Despite these challenges, the Kenyan water sector has undergone tremendous and progressive reforms over the last decade, establishing commercially oriented water service provision that is formalized and regulated. The constitution of 2010 further devolved water services to the newly formed county governments.
The German government through KfW Development Bank has continually supported the water sector in Kenya, in particular in terms of infrastructure financing. These efforts are aimed at supporting the government of Kenya in achieving access to safe, affordable and adequate water for all Kenyans as stipulated in the constitution.
A special focus of the German development cooperation lies on improving access to water and sanitation for people living in low-income areas. On behalf of the German government, KfW Development Bank supports the Water Services Trust Fund by providing funds for the construction of water kiosks and public sanitation facilities, reaching over 1.4 million people so far.
Since Kenya's government abolished school fees, more and more children can go to primary school. Nevertheless, especially deprived children often do not have the opportunity to fulfil their potential. This is because many primary schools in Kenya are in a bad shape, badly equipped and overcrowded. Learning is often hardly possible. KfW Development Bank supports the rehabilitation of these schools and the construction of new schools, so that children receive better chances, even in a difficult environment. Therefore, the supported schools are located close to slum areas and attract between 50 % and 90 % poor children.
However, this is not enough to realise social advancement. Children getting access to good secondary schools, technical and vocational training institutes or universities almost exclusively come from socially advantaged families who can afford such an education.
In order to make upward mobility possible, KfW supports the scholarship programme "Wings To Fly" implemented by the Kenyan Equity Group Foundation. Particularly disadvantaged students (e.g. orphans or children from very poor families) with excellent school performance are given the chance to go to a good secondary school. The scholars are not only financially supported but also receive personal and career mentoring which shall prepare them to find good jobs and take on leadership positions in the future and thus achieve social advancement.

**********

▶ [STATED PROBLEM 1]
In the text on KfW's work in Kenya, which organization implements the "Wings To Fly" scholarships?
▶ [STATED PROBLEM 2]
From the text on KfW's work in Kenya, return word for word the part running from "Since Kenya's government" to "such an education.".

▶ [COLLECTED MATERIAL]

**********

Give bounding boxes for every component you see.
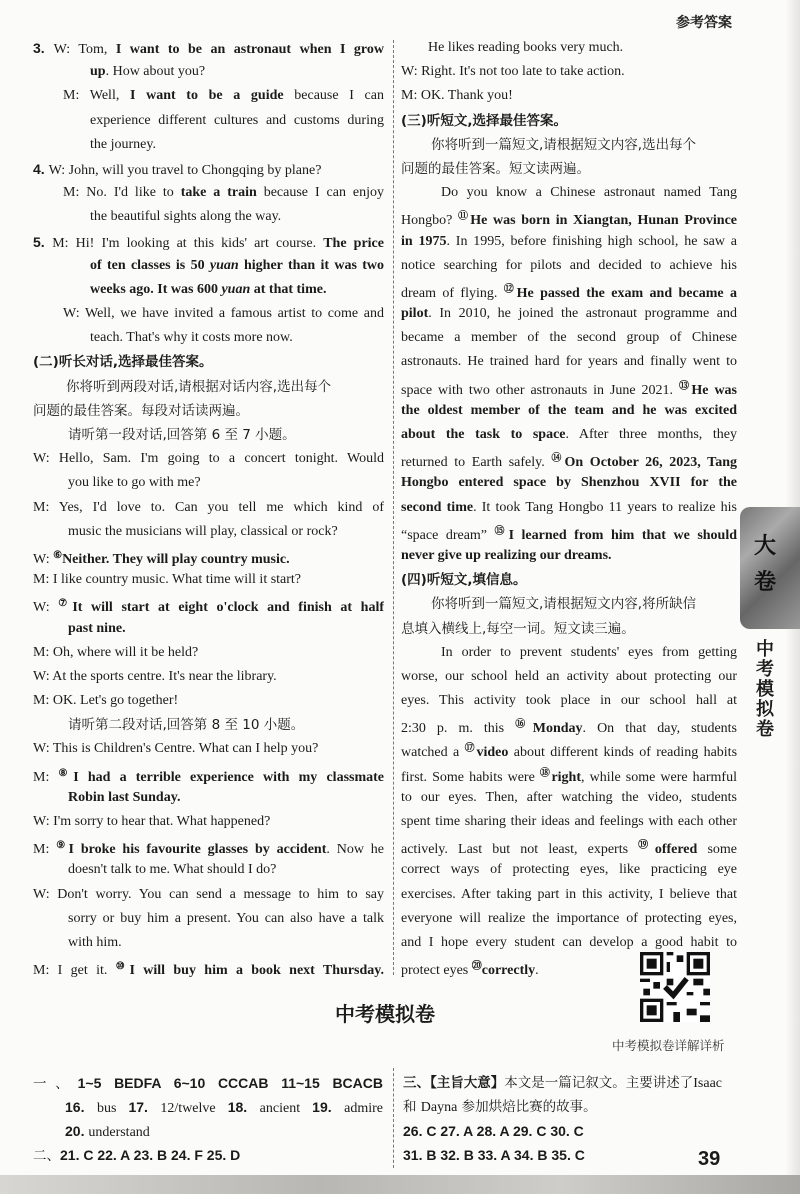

**********

▶ [FINAL RESULT 1]
The Kenyan Equity Group Foundation.

▶ [FINAL RESULT 2]
Since Kenya's government abolished school fees, more and more children can go to primary school. Nevertheless, especially deprived children often do not have the opportunity to fulfil their potential. This is because many primary schools in Kenya are in a bad shape, badly equipped and overcrowded. Learning is often hardly possible. KfW Development Bank supports the rehabilitation of these schools and the construction of new schools, so that children receive better chances, even in a difficult environment. Therefore, the supported schools are located close to slum areas and attract between 50 % and 90 % poor children.
However, this is not enough to realise social advancement. Children getting access to good secondary schools, technical and vocational training institutes or universities almost exclusively come from socially advantaged families who can afford such an education.